Chart and figure data:
* * * * * * * * *

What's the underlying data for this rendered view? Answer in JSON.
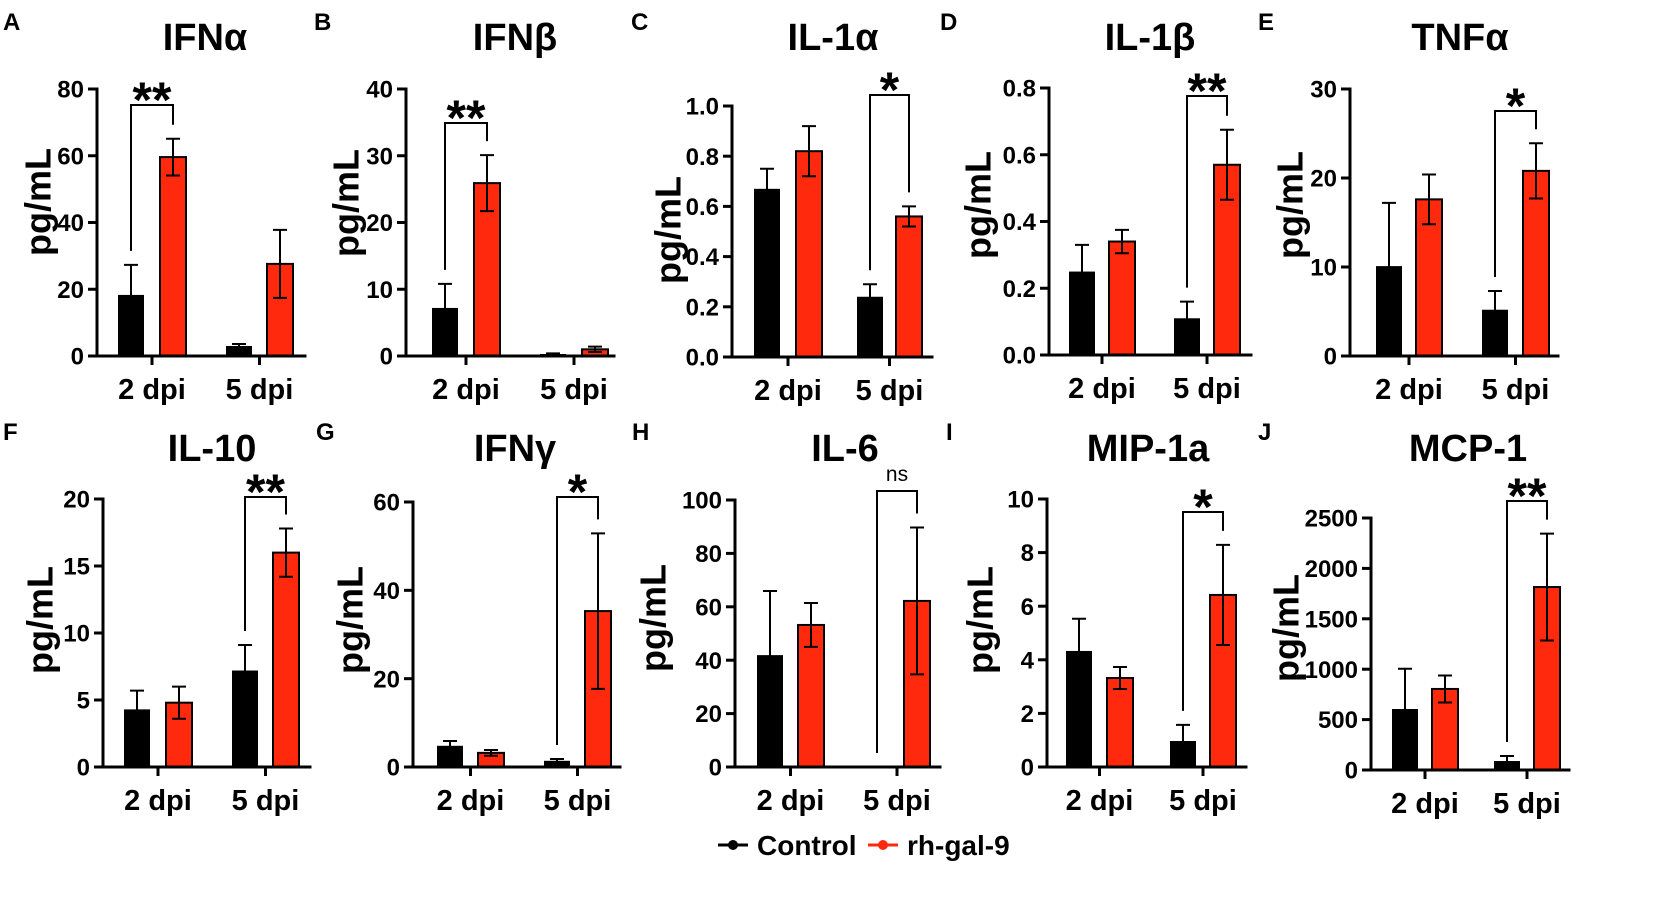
{
  "legend": [
    {
      "name": "Control",
      "color": "#000000"
    },
    {
      "name": "rh-gal-9",
      "color": "#FF2A0D"
    }
  ],
  "chart_data": [
    {
      "panel": "A",
      "type": "bar",
      "title": "IFNα",
      "ylabel": "pg/mL",
      "categories": [
        "2 dpi",
        "5 dpi"
      ],
      "ylim": [
        0,
        80
      ],
      "yticks": [
        "0",
        "20",
        "40",
        "60",
        "80"
      ],
      "series": [
        {
          "name": "Control",
          "values": [
            18.3,
            3.0
          ],
          "errors": [
            9.0,
            0.6
          ]
        },
        {
          "name": "rh-gal-9",
          "values": [
            59.6,
            27.6
          ],
          "errors": [
            5.5,
            10.2
          ]
        }
      ],
      "significance": [
        {
          "category": "2 dpi",
          "label": "**"
        }
      ]
    },
    {
      "panel": "B",
      "type": "bar",
      "title": "IFNβ",
      "ylabel": "pg/mL",
      "categories": [
        "2 dpi",
        "5 dpi"
      ],
      "ylim": [
        0,
        40
      ],
      "yticks": [
        "0",
        "10",
        "20",
        "30",
        "40"
      ],
      "series": [
        {
          "name": "Control",
          "values": [
            7.2,
            0.3
          ],
          "errors": [
            3.6,
            0.1
          ]
        },
        {
          "name": "rh-gal-9",
          "values": [
            25.9,
            1.0
          ],
          "errors": [
            4.2,
            0.4
          ]
        }
      ],
      "significance": [
        {
          "category": "2 dpi",
          "label": "**"
        }
      ]
    },
    {
      "panel": "C",
      "type": "bar",
      "title": "IL-1α",
      "ylabel": "pg/mL",
      "categories": [
        "2 dpi",
        "5 dpi"
      ],
      "ylim": [
        0,
        1.0
      ],
      "yticks": [
        "0.0",
        "0.2",
        "0.4",
        "0.6",
        "0.8",
        "1.0"
      ],
      "series": [
        {
          "name": "Control",
          "values": [
            0.67,
            0.24
          ],
          "errors": [
            0.08,
            0.05
          ]
        },
        {
          "name": "rh-gal-9",
          "values": [
            0.82,
            0.56
          ],
          "errors": [
            0.1,
            0.04
          ]
        }
      ],
      "significance": [
        {
          "category": "5 dpi",
          "label": "*"
        }
      ]
    },
    {
      "panel": "D",
      "type": "bar",
      "title": "IL-1β",
      "ylabel": "pg/mL",
      "categories": [
        "2 dpi",
        "5 dpi"
      ],
      "ylim": [
        0,
        0.8
      ],
      "yticks": [
        "0.0",
        "0.2",
        "0.4",
        "0.6",
        "0.8"
      ],
      "series": [
        {
          "name": "Control",
          "values": [
            0.25,
            0.11
          ],
          "errors": [
            0.08,
            0.05
          ]
        },
        {
          "name": "rh-gal-9",
          "values": [
            0.34,
            0.57
          ],
          "errors": [
            0.035,
            0.105
          ]
        }
      ],
      "significance": [
        {
          "category": "5 dpi",
          "label": "**"
        }
      ]
    },
    {
      "panel": "E",
      "type": "bar",
      "title": "TNFα",
      "ylabel": "pg/mL",
      "categories": [
        "2 dpi",
        "5 dpi"
      ],
      "ylim": [
        0,
        30
      ],
      "yticks": [
        "0",
        "10",
        "20",
        "30"
      ],
      "series": [
        {
          "name": "Control",
          "values": [
            10.1,
            5.2
          ],
          "errors": [
            7.1,
            2.1
          ]
        },
        {
          "name": "rh-gal-9",
          "values": [
            17.6,
            20.8
          ],
          "errors": [
            2.8,
            3.1
          ]
        }
      ],
      "significance": [
        {
          "category": "5 dpi",
          "label": "*"
        }
      ]
    },
    {
      "panel": "F",
      "type": "bar",
      "title": "IL-10",
      "ylabel": "pg/mL",
      "categories": [
        "2 dpi",
        "5 dpi"
      ],
      "ylim": [
        0,
        20
      ],
      "yticks": [
        "0",
        "5",
        "10",
        "15",
        "20"
      ],
      "series": [
        {
          "name": "Control",
          "values": [
            4.3,
            7.2
          ],
          "errors": [
            1.4,
            1.9
          ]
        },
        {
          "name": "rh-gal-9",
          "values": [
            4.8,
            16.0
          ],
          "errors": [
            1.2,
            1.8
          ]
        }
      ],
      "significance": [
        {
          "category": "5 dpi",
          "label": "**"
        }
      ]
    },
    {
      "panel": "G",
      "type": "bar",
      "title": "IFNγ",
      "ylabel": "pg/mL",
      "categories": [
        "2 dpi",
        "5 dpi"
      ],
      "ylim": [
        0,
        60
      ],
      "yticks": [
        "0",
        "20",
        "40",
        "60"
      ],
      "series": [
        {
          "name": "Control",
          "values": [
            4.8,
            1.4
          ],
          "errors": [
            1.1,
            0.4
          ]
        },
        {
          "name": "rh-gal-9",
          "values": [
            3.2,
            35.3
          ],
          "errors": [
            0.65,
            17.6
          ]
        }
      ],
      "significance": [
        {
          "category": "5 dpi",
          "label": "*"
        }
      ]
    },
    {
      "panel": "H",
      "type": "bar",
      "title": "IL-6",
      "ylabel": "pg/mL",
      "categories": [
        "2 dpi",
        "5 dpi"
      ],
      "ylim": [
        0,
        100
      ],
      "yticks": [
        "0",
        "20",
        "40",
        "60",
        "80",
        "100"
      ],
      "series": [
        {
          "name": "Control",
          "values": [
            41.9,
            0
          ],
          "errors": [
            24.0,
            0
          ]
        },
        {
          "name": "rh-gal-9",
          "values": [
            53.2,
            62.2
          ],
          "errors": [
            8.2,
            27.5
          ]
        }
      ],
      "significance": [
        {
          "category": "5 dpi",
          "label": "ns"
        }
      ]
    },
    {
      "panel": "I",
      "type": "bar",
      "title": "MIP-1a",
      "ylabel": "pg/mL",
      "categories": [
        "2 dpi",
        "5 dpi"
      ],
      "ylim": [
        0,
        10
      ],
      "yticks": [
        "0",
        "2",
        "4",
        "6",
        "8",
        "10"
      ],
      "series": [
        {
          "name": "Control",
          "values": [
            4.33,
            0.97
          ],
          "errors": [
            1.2,
            0.6
          ]
        },
        {
          "name": "rh-gal-9",
          "values": [
            3.32,
            6.42
          ],
          "errors": [
            0.41,
            1.87
          ]
        }
      ],
      "significance": [
        {
          "category": "5 dpi",
          "label": "*"
        }
      ]
    },
    {
      "panel": "J",
      "type": "bar",
      "title": "MCP-1",
      "ylabel": "pg/mL",
      "categories": [
        "2 dpi",
        "5 dpi"
      ],
      "ylim": [
        0,
        2500
      ],
      "yticks": [
        "0",
        "500",
        "1000",
        "1500",
        "2000",
        "2500"
      ],
      "series": [
        {
          "name": "Control",
          "values": [
            605,
            89
          ],
          "errors": [
            400,
            50
          ]
        },
        {
          "name": "rh-gal-9",
          "values": [
            804,
            1815
          ],
          "errors": [
            134,
            530
          ]
        }
      ],
      "significance": [
        {
          "category": "5 dpi",
          "label": "**"
        }
      ]
    }
  ]
}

* * * * * * * * *

= Task instructions =
With the pictures omitted, reproduce the records in full and exactly.

= The reply =
What's the underlying data for this rendered view? Answer in JSON.
{
  "legend": [
    {
      "name": "Control",
      "color": "#000000"
    },
    {
      "name": "rh-gal-9",
      "color": "#FF2A0D"
    }
  ],
  "chart_data": [
    {
      "panel": "A",
      "type": "bar",
      "title": "IFNα",
      "ylabel": "pg/mL",
      "categories": [
        "2 dpi",
        "5 dpi"
      ],
      "ylim": [
        0,
        80
      ],
      "yticks": [
        "0",
        "20",
        "40",
        "60",
        "80"
      ],
      "series": [
        {
          "name": "Control",
          "values": [
            18.3,
            3.0
          ],
          "errors": [
            9.0,
            0.6
          ]
        },
        {
          "name": "rh-gal-9",
          "values": [
            59.6,
            27.6
          ],
          "errors": [
            5.5,
            10.2
          ]
        }
      ],
      "significance": [
        {
          "category": "2 dpi",
          "label": "**"
        }
      ]
    },
    {
      "panel": "B",
      "type": "bar",
      "title": "IFNβ",
      "ylabel": "pg/mL",
      "categories": [
        "2 dpi",
        "5 dpi"
      ],
      "ylim": [
        0,
        40
      ],
      "yticks": [
        "0",
        "10",
        "20",
        "30",
        "40"
      ],
      "series": [
        {
          "name": "Control",
          "values": [
            7.2,
            0.3
          ],
          "errors": [
            3.6,
            0.1
          ]
        },
        {
          "name": "rh-gal-9",
          "values": [
            25.9,
            1.0
          ],
          "errors": [
            4.2,
            0.4
          ]
        }
      ],
      "significance": [
        {
          "category": "2 dpi",
          "label": "**"
        }
      ]
    },
    {
      "panel": "C",
      "type": "bar",
      "title": "IL-1α",
      "ylabel": "pg/mL",
      "categories": [
        "2 dpi",
        "5 dpi"
      ],
      "ylim": [
        0,
        1.0
      ],
      "yticks": [
        "0.0",
        "0.2",
        "0.4",
        "0.6",
        "0.8",
        "1.0"
      ],
      "series": [
        {
          "name": "Control",
          "values": [
            0.67,
            0.24
          ],
          "errors": [
            0.08,
            0.05
          ]
        },
        {
          "name": "rh-gal-9",
          "values": [
            0.82,
            0.56
          ],
          "errors": [
            0.1,
            0.04
          ]
        }
      ],
      "significance": [
        {
          "category": "5 dpi",
          "label": "*"
        }
      ]
    },
    {
      "panel": "D",
      "type": "bar",
      "title": "IL-1β",
      "ylabel": "pg/mL",
      "categories": [
        "2 dpi",
        "5 dpi"
      ],
      "ylim": [
        0,
        0.8
      ],
      "yticks": [
        "0.0",
        "0.2",
        "0.4",
        "0.6",
        "0.8"
      ],
      "series": [
        {
          "name": "Control",
          "values": [
            0.25,
            0.11
          ],
          "errors": [
            0.08,
            0.05
          ]
        },
        {
          "name": "rh-gal-9",
          "values": [
            0.34,
            0.57
          ],
          "errors": [
            0.035,
            0.105
          ]
        }
      ],
      "significance": [
        {
          "category": "5 dpi",
          "label": "**"
        }
      ]
    },
    {
      "panel": "E",
      "type": "bar",
      "title": "TNFα",
      "ylabel": "pg/mL",
      "categories": [
        "2 dpi",
        "5 dpi"
      ],
      "ylim": [
        0,
        30
      ],
      "yticks": [
        "0",
        "10",
        "20",
        "30"
      ],
      "series": [
        {
          "name": "Control",
          "values": [
            10.1,
            5.2
          ],
          "errors": [
            7.1,
            2.1
          ]
        },
        {
          "name": "rh-gal-9",
          "values": [
            17.6,
            20.8
          ],
          "errors": [
            2.8,
            3.1
          ]
        }
      ],
      "significance": [
        {
          "category": "5 dpi",
          "label": "*"
        }
      ]
    },
    {
      "panel": "F",
      "type": "bar",
      "title": "IL-10",
      "ylabel": "pg/mL",
      "categories": [
        "2 dpi",
        "5 dpi"
      ],
      "ylim": [
        0,
        20
      ],
      "yticks": [
        "0",
        "5",
        "10",
        "15",
        "20"
      ],
      "series": [
        {
          "name": "Control",
          "values": [
            4.3,
            7.2
          ],
          "errors": [
            1.4,
            1.9
          ]
        },
        {
          "name": "rh-gal-9",
          "values": [
            4.8,
            16.0
          ],
          "errors": [
            1.2,
            1.8
          ]
        }
      ],
      "significance": [
        {
          "category": "5 dpi",
          "label": "**"
        }
      ]
    },
    {
      "panel": "G",
      "type": "bar",
      "title": "IFNγ",
      "ylabel": "pg/mL",
      "categories": [
        "2 dpi",
        "5 dpi"
      ],
      "ylim": [
        0,
        60
      ],
      "yticks": [
        "0",
        "20",
        "40",
        "60"
      ],
      "series": [
        {
          "name": "Control",
          "values": [
            4.8,
            1.4
          ],
          "errors": [
            1.1,
            0.4
          ]
        },
        {
          "name": "rh-gal-9",
          "values": [
            3.2,
            35.3
          ],
          "errors": [
            0.65,
            17.6
          ]
        }
      ],
      "significance": [
        {
          "category": "5 dpi",
          "label": "*"
        }
      ]
    },
    {
      "panel": "H",
      "type": "bar",
      "title": "IL-6",
      "ylabel": "pg/mL",
      "categories": [
        "2 dpi",
        "5 dpi"
      ],
      "ylim": [
        0,
        100
      ],
      "yticks": [
        "0",
        "20",
        "40",
        "60",
        "80",
        "100"
      ],
      "series": [
        {
          "name": "Control",
          "values": [
            41.9,
            0
          ],
          "errors": [
            24.0,
            0
          ]
        },
        {
          "name": "rh-gal-9",
          "values": [
            53.2,
            62.2
          ],
          "errors": [
            8.2,
            27.5
          ]
        }
      ],
      "significance": [
        {
          "category": "5 dpi",
          "label": "ns"
        }
      ]
    },
    {
      "panel": "I",
      "type": "bar",
      "title": "MIP-1a",
      "ylabel": "pg/mL",
      "categories": [
        "2 dpi",
        "5 dpi"
      ],
      "ylim": [
        0,
        10
      ],
      "yticks": [
        "0",
        "2",
        "4",
        "6",
        "8",
        "10"
      ],
      "series": [
        {
          "name": "Control",
          "values": [
            4.33,
            0.97
          ],
          "errors": [
            1.2,
            0.6
          ]
        },
        {
          "name": "rh-gal-9",
          "values": [
            3.32,
            6.42
          ],
          "errors": [
            0.41,
            1.87
          ]
        }
      ],
      "significance": [
        {
          "category": "5 dpi",
          "label": "*"
        }
      ]
    },
    {
      "panel": "J",
      "type": "bar",
      "title": "MCP-1",
      "ylabel": "pg/mL",
      "categories": [
        "2 dpi",
        "5 dpi"
      ],
      "ylim": [
        0,
        2500
      ],
      "yticks": [
        "0",
        "500",
        "1000",
        "1500",
        "2000",
        "2500"
      ],
      "series": [
        {
          "name": "Control",
          "values": [
            605,
            89
          ],
          "errors": [
            400,
            50
          ]
        },
        {
          "name": "rh-gal-9",
          "values": [
            804,
            1815
          ],
          "errors": [
            134,
            530
          ]
        }
      ],
      "significance": [
        {
          "category": "5 dpi",
          "label": "**"
        }
      ]
    }
  ]
}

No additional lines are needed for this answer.